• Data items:
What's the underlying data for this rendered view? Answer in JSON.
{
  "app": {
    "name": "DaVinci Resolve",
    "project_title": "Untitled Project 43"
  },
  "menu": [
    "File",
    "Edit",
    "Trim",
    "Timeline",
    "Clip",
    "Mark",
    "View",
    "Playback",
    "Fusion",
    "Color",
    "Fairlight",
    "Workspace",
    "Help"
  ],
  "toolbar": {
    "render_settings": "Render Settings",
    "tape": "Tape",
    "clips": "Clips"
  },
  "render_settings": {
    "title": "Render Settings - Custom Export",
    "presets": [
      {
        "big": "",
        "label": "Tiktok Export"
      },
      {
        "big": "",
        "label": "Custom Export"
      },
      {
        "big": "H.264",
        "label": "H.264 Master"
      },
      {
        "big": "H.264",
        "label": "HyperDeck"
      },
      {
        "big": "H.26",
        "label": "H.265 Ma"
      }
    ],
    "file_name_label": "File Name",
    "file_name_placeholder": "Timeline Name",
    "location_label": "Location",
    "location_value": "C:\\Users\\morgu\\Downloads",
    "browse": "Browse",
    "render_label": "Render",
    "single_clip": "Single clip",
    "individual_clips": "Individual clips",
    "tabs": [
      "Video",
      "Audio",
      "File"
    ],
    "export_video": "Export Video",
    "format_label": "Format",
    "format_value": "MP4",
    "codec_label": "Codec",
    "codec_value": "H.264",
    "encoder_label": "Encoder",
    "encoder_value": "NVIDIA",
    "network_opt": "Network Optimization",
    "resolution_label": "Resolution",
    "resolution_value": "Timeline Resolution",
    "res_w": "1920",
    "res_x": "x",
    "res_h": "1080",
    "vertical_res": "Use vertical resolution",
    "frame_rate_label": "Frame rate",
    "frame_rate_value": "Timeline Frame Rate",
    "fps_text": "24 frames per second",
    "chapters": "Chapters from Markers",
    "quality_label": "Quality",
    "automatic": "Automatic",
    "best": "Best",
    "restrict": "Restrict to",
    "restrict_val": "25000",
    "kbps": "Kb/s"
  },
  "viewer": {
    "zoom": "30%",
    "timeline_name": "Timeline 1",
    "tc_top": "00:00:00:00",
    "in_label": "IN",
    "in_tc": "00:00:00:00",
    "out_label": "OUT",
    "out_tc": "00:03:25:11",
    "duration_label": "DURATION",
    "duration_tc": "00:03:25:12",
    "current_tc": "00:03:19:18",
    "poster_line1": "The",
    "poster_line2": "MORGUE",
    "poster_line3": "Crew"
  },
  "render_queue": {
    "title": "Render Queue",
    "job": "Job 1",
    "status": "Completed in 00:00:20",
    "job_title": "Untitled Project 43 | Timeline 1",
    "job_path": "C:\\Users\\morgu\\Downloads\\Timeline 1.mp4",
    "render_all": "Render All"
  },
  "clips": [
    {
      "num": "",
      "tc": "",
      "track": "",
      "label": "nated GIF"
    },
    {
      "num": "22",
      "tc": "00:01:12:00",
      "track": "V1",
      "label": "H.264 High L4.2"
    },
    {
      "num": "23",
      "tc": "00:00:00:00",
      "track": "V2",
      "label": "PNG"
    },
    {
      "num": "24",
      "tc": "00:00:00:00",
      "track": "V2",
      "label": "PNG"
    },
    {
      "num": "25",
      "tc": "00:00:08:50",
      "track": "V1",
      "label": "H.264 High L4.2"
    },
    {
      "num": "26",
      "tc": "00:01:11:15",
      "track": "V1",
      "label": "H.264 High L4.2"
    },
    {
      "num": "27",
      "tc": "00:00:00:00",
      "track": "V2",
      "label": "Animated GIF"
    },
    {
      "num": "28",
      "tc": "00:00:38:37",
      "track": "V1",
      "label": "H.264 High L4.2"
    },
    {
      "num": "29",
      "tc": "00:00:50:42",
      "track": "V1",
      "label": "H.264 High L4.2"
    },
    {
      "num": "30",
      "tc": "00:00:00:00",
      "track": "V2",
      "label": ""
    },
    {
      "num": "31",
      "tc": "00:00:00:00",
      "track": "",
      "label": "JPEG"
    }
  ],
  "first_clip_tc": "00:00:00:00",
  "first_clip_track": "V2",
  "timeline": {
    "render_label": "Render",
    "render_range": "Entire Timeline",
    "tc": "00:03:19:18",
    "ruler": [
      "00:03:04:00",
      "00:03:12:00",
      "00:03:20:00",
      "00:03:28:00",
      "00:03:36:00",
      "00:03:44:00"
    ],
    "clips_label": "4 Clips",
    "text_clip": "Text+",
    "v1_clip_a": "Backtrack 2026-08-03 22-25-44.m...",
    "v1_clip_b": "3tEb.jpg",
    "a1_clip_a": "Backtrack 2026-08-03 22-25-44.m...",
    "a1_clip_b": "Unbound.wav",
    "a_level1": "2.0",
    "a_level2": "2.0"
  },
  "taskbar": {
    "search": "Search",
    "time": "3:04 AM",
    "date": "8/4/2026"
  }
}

• DIRECTION: Copy each record from above without leaving any out.

• OUTPUT OF THE TASK:
What's the underlying data for this rendered view? Answer in JSON.
{
  "app": {
    "name": "DaVinci Resolve",
    "project_title": "Untitled Project 43"
  },
  "menu": [
    "File",
    "Edit",
    "Trim",
    "Timeline",
    "Clip",
    "Mark",
    "View",
    "Playback",
    "Fusion",
    "Color",
    "Fairlight",
    "Workspace",
    "Help"
  ],
  "toolbar": {
    "render_settings": "Render Settings",
    "tape": "Tape",
    "clips": "Clips"
  },
  "render_settings": {
    "title": "Render Settings - Custom Export",
    "presets": [
      {
        "big": "",
        "label": "Tiktok Export"
      },
      {
        "big": "",
        "label": "Custom Export"
      },
      {
        "big": "H.264",
        "label": "H.264 Master"
      },
      {
        "big": "H.264",
        "label": "HyperDeck"
      },
      {
        "big": "H.26",
        "label": "H.265 Ma"
      }
    ],
    "file_name_label": "File Name",
    "file_name_placeholder": "Timeline Name",
    "location_label": "Location",
    "location_value": "C:\\Users\\morgu\\Downloads",
    "browse": "Browse",
    "render_label": "Render",
    "single_clip": "Single clip",
    "individual_clips": "Individual clips",
    "tabs": [
      "Video",
      "Audio",
      "File"
    ],
    "export_video": "Export Video",
    "format_label": "Format",
    "format_value": "MP4",
    "codec_label": "Codec",
    "codec_value": "H.264",
    "encoder_label": "Encoder",
    "encoder_value": "NVIDIA",
    "network_opt": "Network Optimization",
    "resolution_label": "Resolution",
    "resolution_value": "Timeline Resolution",
    "res_w": "1920",
    "res_x": "x",
    "res_h": "1080",
    "vertical_res": "Use vertical resolution",
    "frame_rate_label": "Frame rate",
    "frame_rate_value": "Timeline Frame Rate",
    "fps_text": "24 frames per second",
    "chapters": "Chapters from Markers",
    "quality_label": "Quality",
    "automatic": "Automatic",
    "best": "Best",
    "restrict": "Restrict to",
    "restrict_val": "25000",
    "kbps": "Kb/s"
  },
  "viewer": {
    "zoom": "30%",
    "timeline_name": "Timeline 1",
    "tc_top": "00:00:00:00",
    "in_label": "IN",
    "in_tc": "00:00:00:00",
    "out_label": "OUT",
    "out_tc": "00:03:25:11",
    "duration_label": "DURATION",
    "duration_tc": "00:03:25:12",
    "current_tc": "00:03:19:18",
    "poster_line1": "The",
    "poster_line2": "MORGUE",
    "poster_line3": "Crew"
  },
  "render_queue": {
    "title": "Render Queue",
    "job": "Job 1",
    "status": "Completed in 00:00:20",
    "job_title": "Untitled Project 43 | Timeline 1",
    "job_path": "C:\\Users\\morgu\\Downloads\\Timeline 1.mp4",
    "render_all": "Render All"
  },
  "clips": [
    {
      "num": "",
      "tc": "",
      "track": "",
      "label": "nated GIF"
    },
    {
      "num": "22",
      "tc": "00:01:12:00",
      "track": "V1",
      "label": "H.264 High L4.2"
    },
    {
      "num": "23",
      "tc": "00:00:00:00",
      "track": "V2",
      "label": "PNG"
    },
    {
      "num": "24",
      "tc": "00:00:00:00",
      "track": "V2",
      "label": "PNG"
    },
    {
      "num": "25",
      "tc": "00:00:08:50",
      "track": "V1",
      "label": "H.264 High L4.2"
    },
    {
      "num": "26",
      "tc": "00:01:11:15",
      "track": "V1",
      "label": "H.264 High L4.2"
    },
    {
      "num": "27",
      "tc": "00:00:00:00",
      "track": "V2",
      "label": "Animated GIF"
    },
    {
      "num": "28",
      "tc": "00:00:38:37",
      "track": "V1",
      "label": "H.264 High L4.2"
    },
    {
      "num": "29",
      "tc": "00:00:50:42",
      "track": "V1",
      "label": "H.264 High L4.2"
    },
    {
      "num": "30",
      "tc": "00:00:00:00",
      "track": "V2",
      "label": ""
    },
    {
      "num": "31",
      "tc": "00:00:00:00",
      "track": "",
      "label": "JPEG"
    }
  ],
  "first_clip_tc": "00:00:00:00",
  "first_clip_track": "V2",
  "timeline": {
    "render_label": "Render",
    "render_range": "Entire Timeline",
    "tc": "00:03:19:18",
    "ruler": [
      "00:03:04:00",
      "00:03:12:00",
      "00:03:20:00",
      "00:03:28:00",
      "00:03:36:00",
      "00:03:44:00"
    ],
    "clips_label": "4 Clips",
    "text_clip": "Text+",
    "v1_clip_a": "Backtrack 2026-08-03 22-25-44.m...",
    "v1_clip_b": "3tEb.jpg",
    "a1_clip_a": "Backtrack 2026-08-03 22-25-44.m...",
    "a1_clip_b": "Unbound.wav",
    "a_level1": "2.0",
    "a_level2": "2.0"
  },
  "taskbar": {
    "search": "Search",
    "time": "3:04 AM",
    "date": "8/4/2026"
  }
}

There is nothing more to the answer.